(Collection entries)
---
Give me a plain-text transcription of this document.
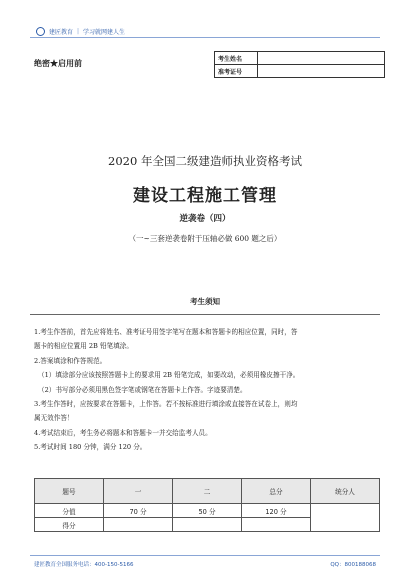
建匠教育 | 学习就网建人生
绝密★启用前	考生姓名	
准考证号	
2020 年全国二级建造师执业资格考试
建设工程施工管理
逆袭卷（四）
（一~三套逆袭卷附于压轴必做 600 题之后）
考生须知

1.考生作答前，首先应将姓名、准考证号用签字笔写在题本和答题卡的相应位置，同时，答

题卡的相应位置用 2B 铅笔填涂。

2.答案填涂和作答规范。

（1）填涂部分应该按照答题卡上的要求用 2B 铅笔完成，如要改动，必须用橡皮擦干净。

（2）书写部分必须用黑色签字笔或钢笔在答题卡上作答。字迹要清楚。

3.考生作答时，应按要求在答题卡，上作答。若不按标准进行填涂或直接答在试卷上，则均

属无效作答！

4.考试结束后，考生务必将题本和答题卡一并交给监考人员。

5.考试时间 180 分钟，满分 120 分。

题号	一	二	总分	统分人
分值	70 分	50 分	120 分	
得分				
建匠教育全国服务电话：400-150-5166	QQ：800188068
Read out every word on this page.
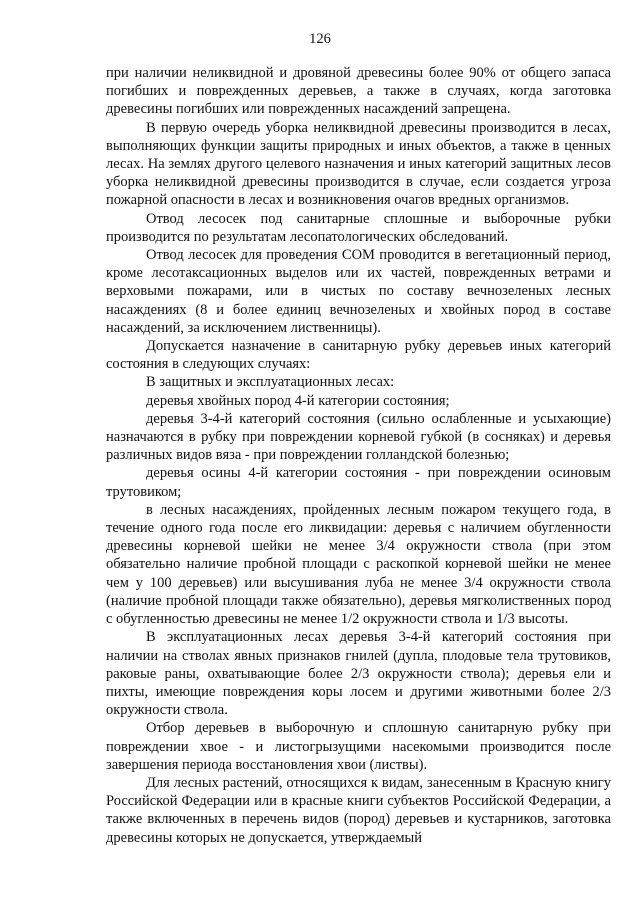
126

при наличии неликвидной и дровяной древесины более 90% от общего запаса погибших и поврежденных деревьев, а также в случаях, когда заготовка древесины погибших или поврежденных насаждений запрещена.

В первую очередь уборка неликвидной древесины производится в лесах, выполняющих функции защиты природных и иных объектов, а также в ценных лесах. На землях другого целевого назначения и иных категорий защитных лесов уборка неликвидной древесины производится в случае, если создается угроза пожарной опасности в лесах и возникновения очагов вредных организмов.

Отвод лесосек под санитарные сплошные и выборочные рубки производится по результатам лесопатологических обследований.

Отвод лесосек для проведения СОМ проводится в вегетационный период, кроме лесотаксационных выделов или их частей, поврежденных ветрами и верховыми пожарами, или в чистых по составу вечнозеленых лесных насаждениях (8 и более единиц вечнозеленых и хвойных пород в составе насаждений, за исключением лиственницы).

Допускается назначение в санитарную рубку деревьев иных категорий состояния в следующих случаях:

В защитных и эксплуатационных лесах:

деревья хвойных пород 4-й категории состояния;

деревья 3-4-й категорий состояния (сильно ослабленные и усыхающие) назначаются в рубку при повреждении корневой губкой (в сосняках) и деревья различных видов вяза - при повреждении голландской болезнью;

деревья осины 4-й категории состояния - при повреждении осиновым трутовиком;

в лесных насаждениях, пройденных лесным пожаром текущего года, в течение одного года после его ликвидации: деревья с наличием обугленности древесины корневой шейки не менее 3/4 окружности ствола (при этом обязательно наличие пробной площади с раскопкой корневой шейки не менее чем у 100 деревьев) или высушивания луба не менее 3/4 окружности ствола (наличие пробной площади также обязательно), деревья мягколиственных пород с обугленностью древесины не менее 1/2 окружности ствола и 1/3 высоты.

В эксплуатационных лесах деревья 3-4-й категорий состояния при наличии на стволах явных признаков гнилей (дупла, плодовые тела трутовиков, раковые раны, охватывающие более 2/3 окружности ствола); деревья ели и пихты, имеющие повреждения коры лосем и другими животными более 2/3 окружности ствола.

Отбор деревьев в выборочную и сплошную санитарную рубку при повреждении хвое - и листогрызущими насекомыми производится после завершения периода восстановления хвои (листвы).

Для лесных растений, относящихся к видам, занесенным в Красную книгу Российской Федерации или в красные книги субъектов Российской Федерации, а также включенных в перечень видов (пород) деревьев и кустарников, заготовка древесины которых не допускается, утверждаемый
---
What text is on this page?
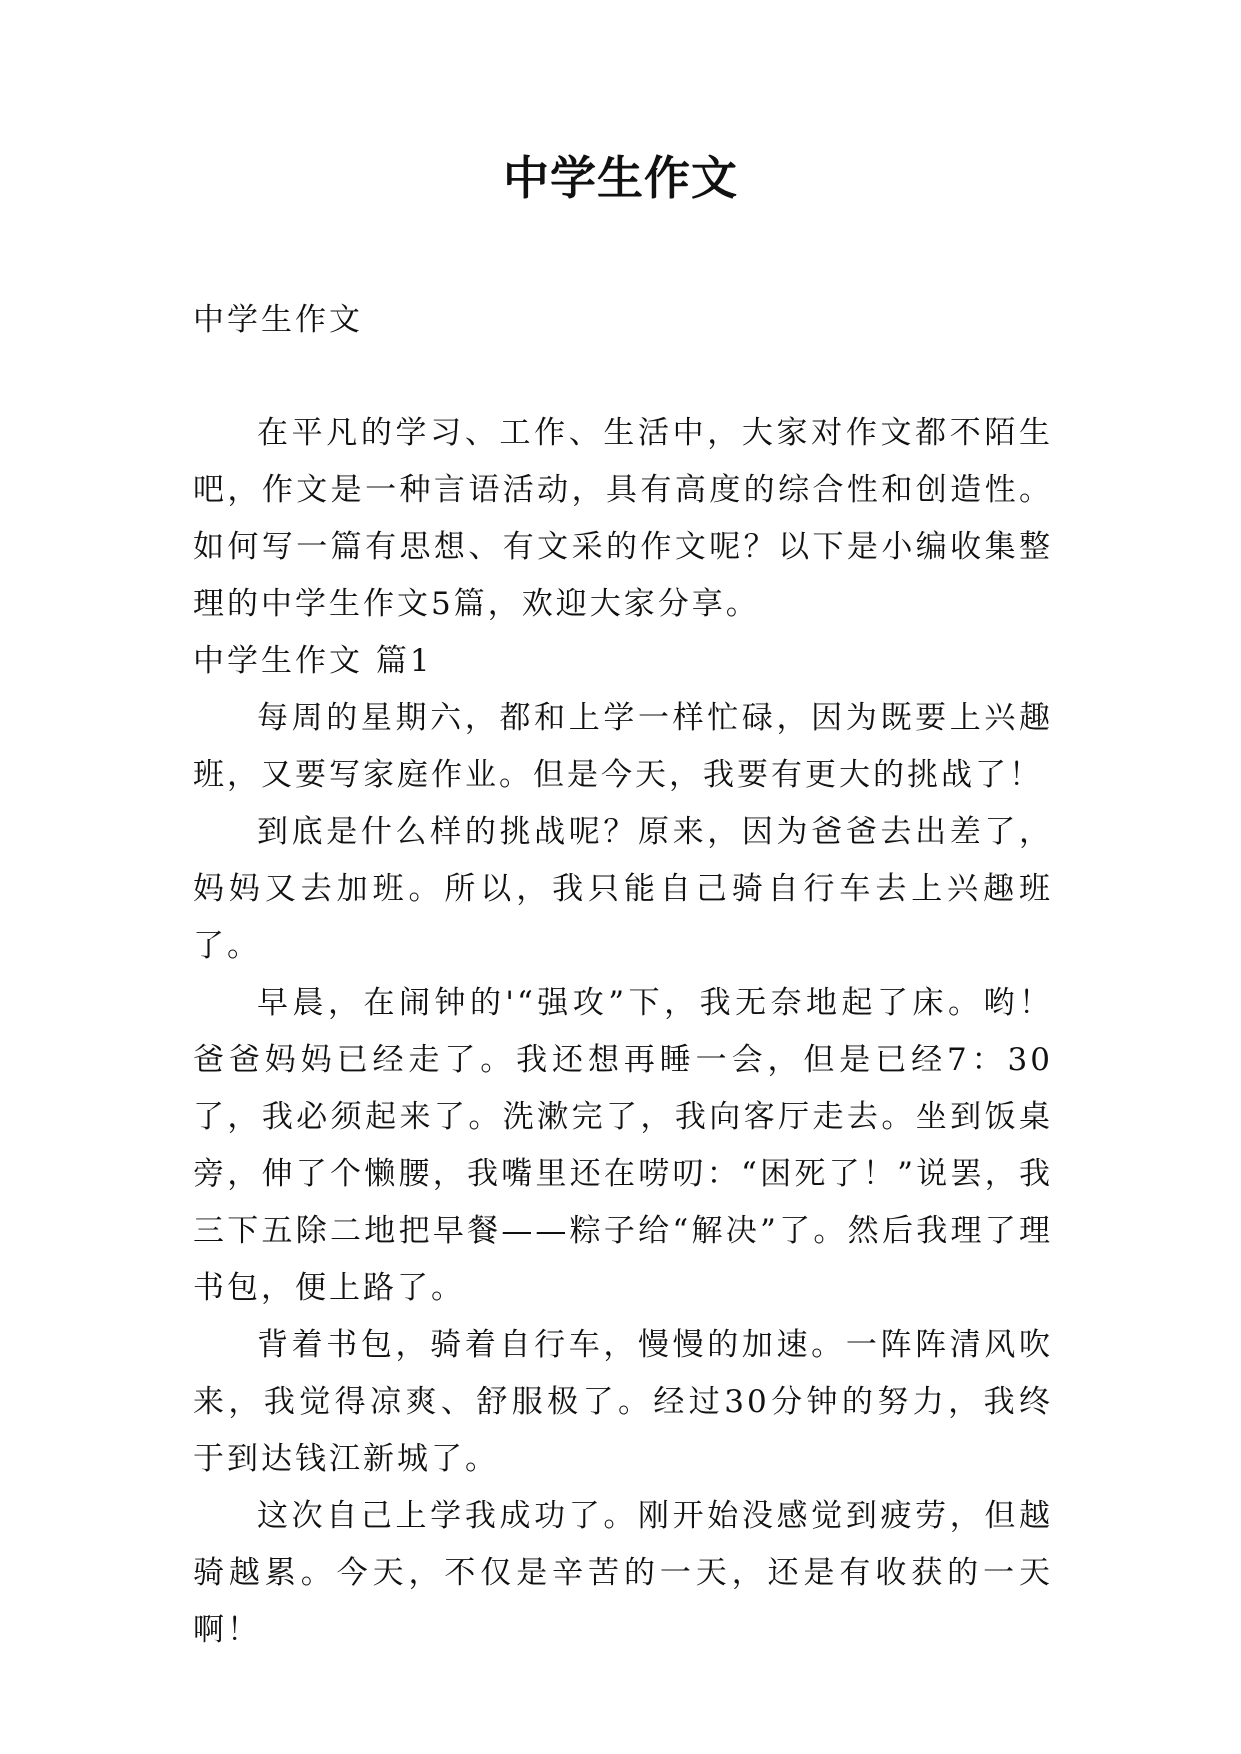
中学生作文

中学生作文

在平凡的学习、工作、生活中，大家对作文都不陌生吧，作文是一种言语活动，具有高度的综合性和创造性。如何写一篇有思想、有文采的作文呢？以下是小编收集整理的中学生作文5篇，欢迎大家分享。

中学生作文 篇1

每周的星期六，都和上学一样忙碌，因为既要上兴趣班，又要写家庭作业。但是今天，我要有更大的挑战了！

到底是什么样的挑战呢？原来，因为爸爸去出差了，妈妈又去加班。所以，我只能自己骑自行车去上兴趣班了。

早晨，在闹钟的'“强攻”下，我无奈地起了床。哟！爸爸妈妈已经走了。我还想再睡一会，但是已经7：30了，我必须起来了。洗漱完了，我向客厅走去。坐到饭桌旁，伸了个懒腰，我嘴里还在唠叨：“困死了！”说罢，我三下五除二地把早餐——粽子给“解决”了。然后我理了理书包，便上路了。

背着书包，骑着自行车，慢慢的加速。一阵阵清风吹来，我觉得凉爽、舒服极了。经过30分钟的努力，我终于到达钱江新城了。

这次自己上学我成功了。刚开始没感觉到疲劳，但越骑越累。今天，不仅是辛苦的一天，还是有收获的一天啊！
---
#### Stated goal
Give the number of lines in the data that contain "случаях", with no other words.

#### Final result
2